_Extracted data entries_:
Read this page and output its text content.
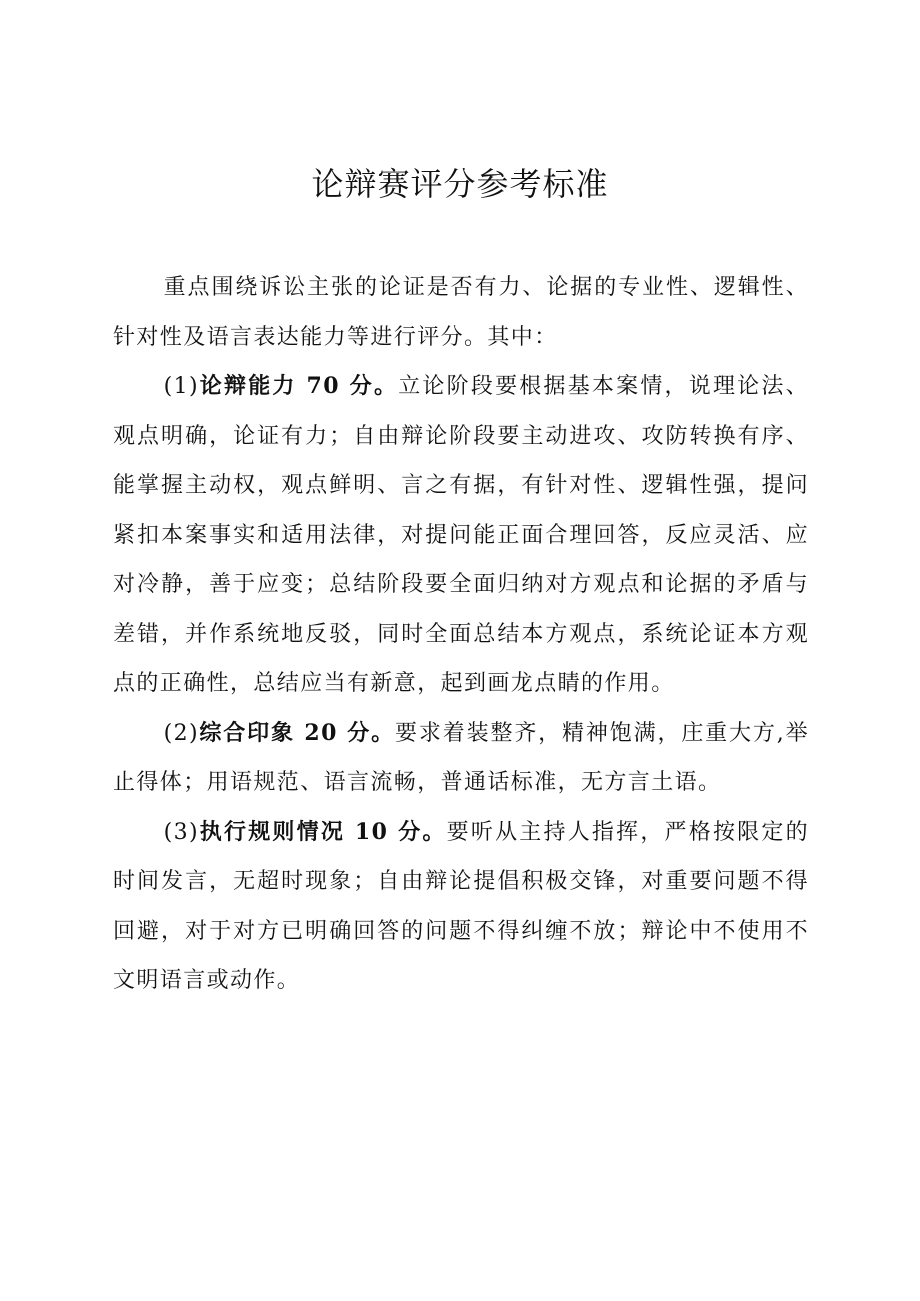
论辩赛评分参考标准

重点围绕诉讼主张的论证是否有力、论据的专业性、逻辑性、针对性及语言表达能力等进行评分。其中：

(1)论辩能力 70 分。立论阶段要根据基本案情，说理论法、观点明确，论证有力；自由辩论阶段要主动进攻、攻防转换有序、能掌握主动权，观点鲜明、言之有据，有针对性、逻辑性强，提问紧扣本案事实和适用法律，对提问能正面合理回答，反应灵活、应对冷静，善于应变；总结阶段要全面归纳对方观点和论据的矛盾与差错，并作系统地反驳，同时全面总结本方观点，系统论证本方观点的正确性，总结应当有新意，起到画龙点睛的作用。

(2)综合印象 20 分。要求着装整齐，精神饱满，庄重大方,举止得体；用语规范、语言流畅，普通话标准，无方言土语。

(3)执行规则情况 10 分。要听从主持人指挥，严格按限定的时间发言，无超时现象；自由辩论提倡积极交锋，对重要问题不得回避，对于对方已明确回答的问题不得纠缠不放；辩论中不使用不文明语言或动作。
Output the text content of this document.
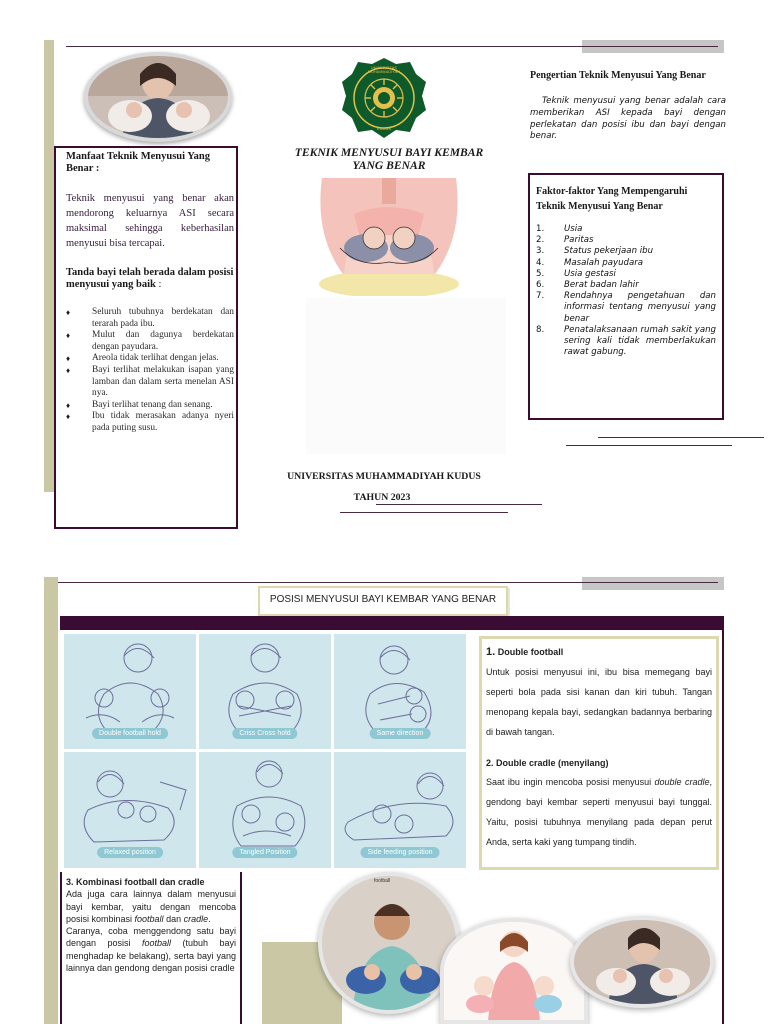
Manfaat Teknik Menyusui Yang Benar :

Teknik menyusui yang benar akan mendorong keluarnya ASI secara maksimal sehingga keberhasilan menyusui bisa tercapai.

Tanda bayi telah berada dalam posisi menyusui yang baik :
♦ Seluruh tubuhnya berdekatan dan terarah pada ibu.
♦ Mulut dan dagunya berdekatan dengan payudara.
♦ Areola tidak terlihat dengan jelas.
♦ Bayi terlihat melakukan isapan yang lamban dan dalam serta menelan ASI nya.
♦ Bayi terlihat tenang dan senang.
♦ Ibu tidak merasakan adanya nyeri pada puting susu.
UNIVERSITAS MUHAMMADIYAH
KUDUS
TEKNIK MENYUSUI BAYI KEMBAR
YANG BENAR
UNIVERSITAS MUHAMMADIYAH KUDUS
TAHUN 2023
Pengertian Teknik Menyusui Yang Benar
Teknik menyusui yang benar adalah cara memberikan ASI kepada bayi dengan perlekatan dan posisi ibu dan bayi dengan benar.
Faktor-faktor Yang Mempengaruhi Teknik Menyusui Yang Benar
1. Usia
2. Paritas
3. Status pekerjaan ibu
4. Masalah payudara
5. Usia gestasi
6. Berat badan lahir
7. Rendahnya pengetahuan dan informasi tentang menyusui yang benar
8. Penatalaksanaan rumah sakit yang sering kali tidak memberlakukan rawat gabung.
POSISI MENYUSUI BAYI KEMBAR YANG BENAR
Double football hold	Criss Cross hold	Same direction
Relaxed position	Tangled Position	Side feeding position
1. Double football
Untuk posisi menyusui ini, ibu bisa memegang bayi seperti bola pada sisi kanan dan kiri tubuh. Tangan menopang kepala bayi, sedangkan badannya berbaring di bawah tangan.
2. Double cradle (menyilang)
Saat ibu ingin mencoba posisi menyusui double cradle, gendong bayi kembar seperti menyusui bayi tunggal. Yaitu, posisi tubuhnya menyilang pada depan perut Anda, serta kaki yang tumpang tindih.
3. Kombinasi football dan cradle
Ada juga cara lainnya dalam menyusui bayi kembar, yaitu dengan mencoba posisi kombinasi football dan cradle.
Caranya, coba menggendong satu bayi dengan posisi football (tubuh bayi menghadap ke belakang), serta bayi yang lainnya dan gendong dengan posisi cradle
football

_SHORT PROBLEM_:
Gather, from the listing above, every line carrying the word "bisa".

_RESULT OF THE EXERCISE_:
Teknik menyusui yang benar akan mendorong keluarnya ASI secara maksimal sehingga keberhasilan menyusui bisa tercapai.
Untuk posisi menyusui ini, ibu bisa memegang bayi seperti bola pada sisi kanan dan kiri tubuh. Tangan menopang kepala bayi, sedangkan badannya berbaring di bawah tangan.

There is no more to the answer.